**Required task:** Copy each line containing the word "JSON" from the records that follow, please.

_ _ _ _ _ _ _

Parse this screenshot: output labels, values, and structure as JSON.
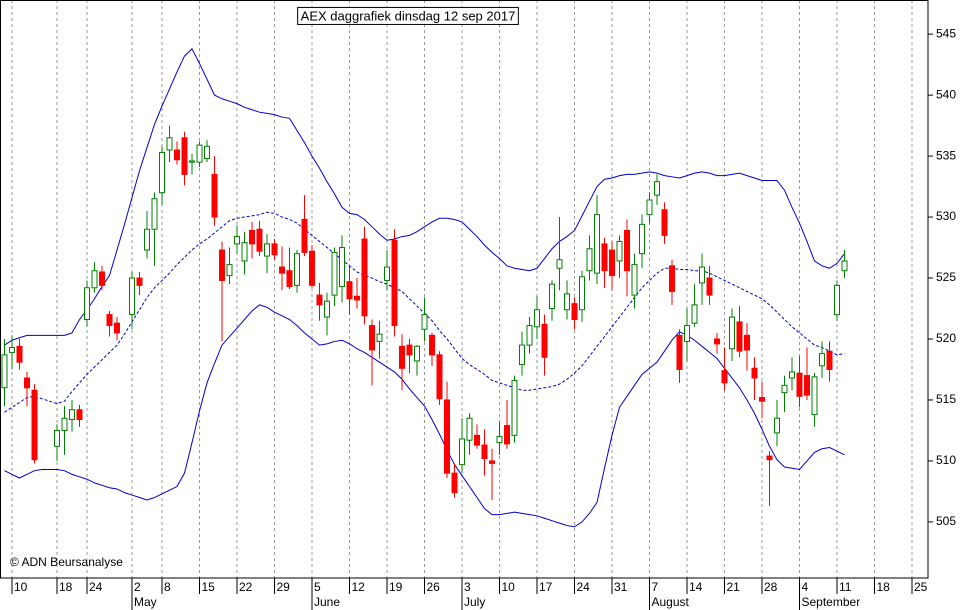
{
  "chart_data": {
    "type": "candlestick",
    "title": "AEX daggrafiek dinsdag 12 sep 2017",
    "annotation": "© ADN Beursanalyse",
    "categories": [
      null,
      "10",
      null,
      null,
      null,
      null,
      null,
      "18",
      null,
      null,
      null,
      "24",
      null,
      null,
      null,
      null,
      null,
      "2",
      null,
      null,
      null,
      "8",
      null,
      null,
      null,
      null,
      "15",
      null,
      null,
      null,
      null,
      "22",
      null,
      null,
      null,
      null,
      "29",
      null,
      null,
      null,
      null,
      "5",
      null,
      null,
      null,
      null,
      "12",
      null,
      null,
      null,
      null,
      "19",
      null,
      null,
      null,
      null,
      "26",
      null,
      null,
      null,
      null,
      "3",
      null,
      null,
      null,
      null,
      "10",
      null,
      null,
      null,
      null,
      "17",
      null,
      null,
      null,
      null,
      "24",
      null,
      null,
      null,
      null,
      "31",
      null,
      null,
      null,
      null,
      "7",
      null,
      null,
      null,
      null,
      "14",
      null,
      null,
      null,
      null,
      "21",
      null,
      null,
      null,
      null,
      "28",
      null,
      null,
      null,
      null,
      "4",
      null,
      null,
      null,
      null,
      "11",
      null,
      null,
      null,
      null,
      "18",
      null,
      null,
      null,
      null,
      "25",
      null
    ],
    "months": [
      "May",
      "June",
      "July",
      "August",
      "September"
    ],
    "ylim": [
      500.4,
      547.8
    ],
    "yticks": [
      505,
      510,
      515,
      520,
      525,
      530,
      535,
      540,
      545
    ],
    "grid": true,
    "up_color": "#008000",
    "down_color": "#ff0000",
    "series": {
      "open": [
        516,
        518.9,
        519.4,
        516.8,
        515.8,
        null,
        null,
        511.2,
        512.5,
        513.4,
        514.2,
        521.6,
        524.2,
        525.5,
        522,
        521.3,
        null,
        522,
        525,
        527.3,
        529,
        532,
        535.5,
        535.5,
        536.5,
        534.5,
        534.5,
        534.8,
        533.5,
        527.3,
        525.2,
        527.8,
        526.4,
        528.9,
        529,
        526.8,
        527.8,
        525.9,
        525.6,
        524.4,
        529.8,
        527.2,
        523.6,
        521.8,
        523.6,
        524.3,
        524.7,
        523.5,
        528.2,
        521.1,
        519.8,
        524.8,
        528.1,
        519.4,
        519.5,
        518.2,
        520.8,
        520.3,
        518.7,
        515,
        509,
        509.7,
        511.7,
        512.1,
        511.3,
        510,
        511.5,
        512.9,
        512.1,
        517.9,
        519.5,
        521,
        521.2,
        522.5,
        525.8,
        522.4,
        522.9,
        522.4,
        525.6,
        525.4,
        527.8,
        527.3,
        526.4,
        528.9,
        523.6,
        527,
        530.2,
        531.8,
        530.6,
        526,
        520.3,
        519.8,
        521.3,
        524.6,
        525,
        520,
        517.4,
        519.2,
        521.4,
        520.3,
        517.6,
        515.2,
        510.4,
        512.3,
        515.6,
        516.8,
        517.2,
        517,
        513.8,
        517.8,
        519,
        522,
        525.6,
        null,
        null,
        null,
        null,
        null,
        null,
        null,
        null,
        null,
        null
      ],
      "high": [
        520,
        520.3,
        520,
        517.3,
        516.3,
        null,
        null,
        513,
        514.5,
        515,
        514.6,
        524.8,
        526.3,
        526,
        522.3,
        521.8,
        null,
        525.5,
        525.5,
        530.5,
        532,
        535.8,
        537.5,
        536.2,
        537,
        535.2,
        536.2,
        536.3,
        535,
        528,
        527.5,
        529.3,
        528.8,
        529.6,
        529.7,
        528.6,
        528.2,
        527.6,
        527.5,
        527.3,
        531.8,
        527.7,
        524.6,
        523.8,
        527.5,
        528.5,
        526,
        525,
        529.2,
        521.6,
        521.5,
        527.3,
        529,
        520.4,
        520,
        519.5,
        523.4,
        520.5,
        519,
        516.5,
        509.8,
        513.5,
        513.9,
        513,
        512.6,
        511,
        513.2,
        515,
        517,
        520.6,
        521.8,
        523.5,
        522,
        524.8,
        530,
        524.8,
        523.4,
        525.6,
        528.5,
        531.8,
        528.3,
        528,
        528.5,
        529.8,
        527,
        530.2,
        532,
        533.5,
        531.2,
        526.5,
        520.8,
        522.5,
        524.5,
        527,
        526,
        520.5,
        519.3,
        522.5,
        522.7,
        521.3,
        518.5,
        516.5,
        510.8,
        515,
        517,
        518.5,
        518.6,
        519.3,
        517.2,
        519.8,
        519.8,
        524.8,
        527.3,
        null,
        null,
        null,
        null,
        null,
        null,
        null,
        null,
        null,
        null
      ],
      "low": [
        514.5,
        517.5,
        517.5,
        514.5,
        509.8,
        null,
        null,
        510,
        510.5,
        512.4,
        512.8,
        521,
        523.8,
        524,
        520.2,
        519.9,
        null,
        520.8,
        523.6,
        526.6,
        526,
        531,
        534.5,
        534.3,
        532.6,
        533.5,
        534.1,
        534.5,
        529.3,
        519.8,
        524.5,
        527,
        525.3,
        526.6,
        526.8,
        525.4,
        526.5,
        524,
        524.1,
        523.8,
        526.8,
        524.2,
        521.5,
        520.3,
        522.7,
        523,
        522,
        522.5,
        521.2,
        516.2,
        518.4,
        524,
        520.2,
        515.8,
        517.2,
        517,
        519.8,
        517.8,
        514.6,
        508.6,
        507,
        509,
        510.5,
        511,
        508.8,
        506.8,
        510.5,
        511,
        511.5,
        517,
        518.8,
        520,
        517,
        521.5,
        524,
        521.6,
        520.8,
        521.4,
        524.8,
        524.5,
        524.2,
        524,
        525,
        523.5,
        522.5,
        525.8,
        529.5,
        531,
        527.8,
        522.8,
        516.4,
        518.2,
        521,
        522.8,
        522.8,
        518.8,
        515.8,
        518.2,
        518.5,
        517.4,
        515,
        513.5,
        506.3,
        511.2,
        514,
        515.8,
        514.4,
        515,
        512.8,
        516.8,
        516.5,
        521.5,
        525,
        null,
        null,
        null,
        null,
        null,
        null,
        null,
        null,
        null,
        null
      ],
      "close": [
        518.7,
        519.3,
        518.1,
        516,
        510.1,
        null,
        null,
        512.5,
        513.5,
        514.2,
        513.4,
        524.2,
        525.6,
        524.4,
        521.1,
        520.5,
        null,
        525,
        524.4,
        529,
        531.5,
        535.3,
        536.5,
        534.7,
        533.5,
        534.6,
        535.9,
        535.8,
        530,
        524.8,
        526.1,
        528.4,
        527.9,
        527.8,
        527.2,
        527.8,
        526.9,
        525.4,
        524.3,
        527,
        527.1,
        524.4,
        522.8,
        523.1,
        527.1,
        527.5,
        523.3,
        523.2,
        521.9,
        519.1,
        520.4,
        525.9,
        521.1,
        517.6,
        518.7,
        519.4,
        522,
        518.7,
        515.1,
        509,
        507.4,
        511.8,
        513.5,
        511.3,
        510.2,
        509.8,
        512,
        511.4,
        516.6,
        519.5,
        521.1,
        522.4,
        518.5,
        524.5,
        526.5,
        523.7,
        521.6,
        525.1,
        527.4,
        530.2,
        525.6,
        525.2,
        528,
        525.6,
        526.1,
        529.4,
        531.4,
        532.9,
        528.5,
        523.9,
        517.5,
        521.1,
        522.8,
        525.9,
        523.6,
        519.6,
        516.4,
        521.8,
        519,
        519.1,
        516.8,
        514.9,
        510.1,
        513.5,
        516.2,
        517.3,
        515.3,
        515.4,
        516.9,
        518.8,
        517.5,
        524.4,
        526.4,
        null,
        null,
        null,
        null,
        null,
        null,
        null,
        null,
        null,
        null
      ]
    },
    "bands": {
      "color": "#0000cc",
      "upper": [
        519.5,
        519.9,
        520.1,
        520.3,
        520.3,
        520.3,
        520.3,
        520.3,
        520.3,
        520.5,
        521.6,
        522.4,
        523.3,
        524.3,
        525.2,
        527.3,
        529.4,
        531.6,
        533.8,
        535.7,
        537.6,
        539.1,
        540.5,
        541.9,
        543.2,
        543.8,
        542.6,
        541.3,
        540,
        539.7,
        539.5,
        539.3,
        539,
        538.8,
        538.6,
        538.5,
        538.4,
        538.2,
        538.1,
        537.1,
        536.1,
        535,
        534,
        532.9,
        531.9,
        530.8,
        530.3,
        530.2,
        529.8,
        529.2,
        528.6,
        528.1,
        528.2,
        528.4,
        528.5,
        528.8,
        529.2,
        529.6,
        529.9,
        529.9,
        529.8,
        529.6,
        529,
        528.4,
        527.7,
        527.1,
        526.6,
        526,
        525.8,
        525.7,
        525.6,
        525.8,
        526.6,
        527.4,
        528,
        528.4,
        528.9,
        530.1,
        531.3,
        532.5,
        533.1,
        533.2,
        533.4,
        533.5,
        533.5,
        533.6,
        533.7,
        533.6,
        533.4,
        533.3,
        533.2,
        533.4,
        533.6,
        533.7,
        533.6,
        533.4,
        533.4,
        533.5,
        533.6,
        533.4,
        533.2,
        533,
        533,
        533,
        532.2,
        530.8,
        529.5,
        528,
        526.4,
        526,
        525.8,
        526.2,
        527,
        null,
        null,
        null,
        null,
        null,
        null,
        null,
        null,
        null,
        null
      ],
      "middle": [
        514,
        514.4,
        514.8,
        515.2,
        515.3,
        515.1,
        514.9,
        514.7,
        514.9,
        515.7,
        516.4,
        517.1,
        517.7,
        518.3,
        518.9,
        519.5,
        520.4,
        521.4,
        522.4,
        523.4,
        524.2,
        524.8,
        525.4,
        526.1,
        526.7,
        527.3,
        527.8,
        528.2,
        528.7,
        529.2,
        529.7,
        529.9,
        530,
        530.1,
        530.2,
        530.4,
        530.3,
        530,
        529.8,
        529.5,
        529,
        528.5,
        528,
        527.5,
        527,
        526.5,
        526,
        525.5,
        525.2,
        525,
        524.7,
        524.5,
        524.2,
        523.9,
        523.3,
        522.7,
        522.1,
        521.5,
        520.7,
        520,
        519.2,
        518.4,
        517.9,
        517.5,
        517.1,
        516.6,
        516.4,
        516.2,
        516,
        515.8,
        515.8,
        515.9,
        516,
        516.1,
        516.3,
        516.7,
        517.2,
        517.8,
        518.6,
        519.4,
        520.2,
        521,
        521.8,
        522.6,
        523.4,
        524.2,
        524.8,
        525.4,
        525.8,
        525.8,
        525.7,
        525.7,
        525.6,
        525.6,
        525.4,
        525.1,
        524.8,
        524.5,
        524.2,
        523.9,
        523.6,
        523.3,
        522.8,
        522.2,
        521.6,
        521,
        520.5,
        520,
        519.5,
        519.3,
        519,
        518.7,
        518.8,
        null,
        null,
        null,
        null,
        null,
        null,
        null,
        null,
        null,
        null
      ],
      "lower": [
        509.2,
        508.9,
        508.6,
        508.9,
        509.2,
        509.3,
        509.3,
        509.3,
        509.2,
        508.9,
        508.7,
        508.5,
        508.2,
        508,
        507.8,
        507.7,
        507.4,
        507.2,
        507,
        506.8,
        507,
        507.3,
        507.6,
        507.9,
        509,
        511.5,
        514.1,
        516.4,
        518,
        519.5,
        520.2,
        520.9,
        521.6,
        522.3,
        522.8,
        522.6,
        522.2,
        521.9,
        521.6,
        521.1,
        520.5,
        520,
        519.5,
        519.6,
        519.8,
        519.9,
        519.6,
        519.2,
        518.9,
        518.5,
        518.1,
        517.7,
        517.3,
        516.7,
        515.9,
        515.2,
        514.5,
        513.4,
        512.2,
        510.9,
        509.7,
        508.8,
        507.9,
        507,
        506.1,
        505.6,
        505.6,
        505.7,
        505.8,
        505.7,
        505.6,
        505.5,
        505.3,
        505.1,
        504.9,
        504.7,
        504.6,
        505,
        505.7,
        506.6,
        509.4,
        512.1,
        514.4,
        515.3,
        516.2,
        517.1,
        517.6,
        518.1,
        519,
        519.9,
        520.6,
        520.3,
        519.9,
        519.4,
        518.9,
        518.4,
        517.6,
        516.8,
        516,
        515,
        513.9,
        512.6,
        511.2,
        510.1,
        509.5,
        509.4,
        509.3,
        510,
        510.7,
        511,
        511.1,
        510.8,
        510.5,
        null,
        null,
        null,
        null,
        null,
        null,
        null,
        null,
        null,
        null
      ]
    }
  }
}
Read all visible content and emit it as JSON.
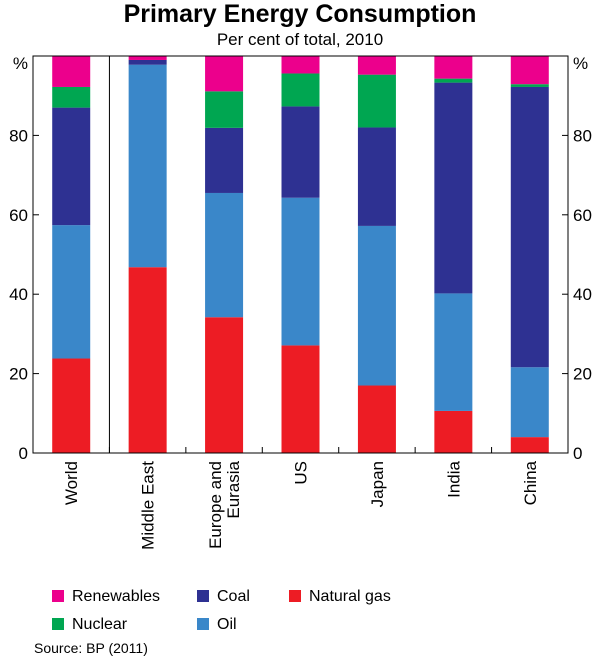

_ _ _ _ _ _ _

**The answer:**
Parse this screenshot: output labels, values, and structure as JSON.
Read all visible content and emit it as JSON.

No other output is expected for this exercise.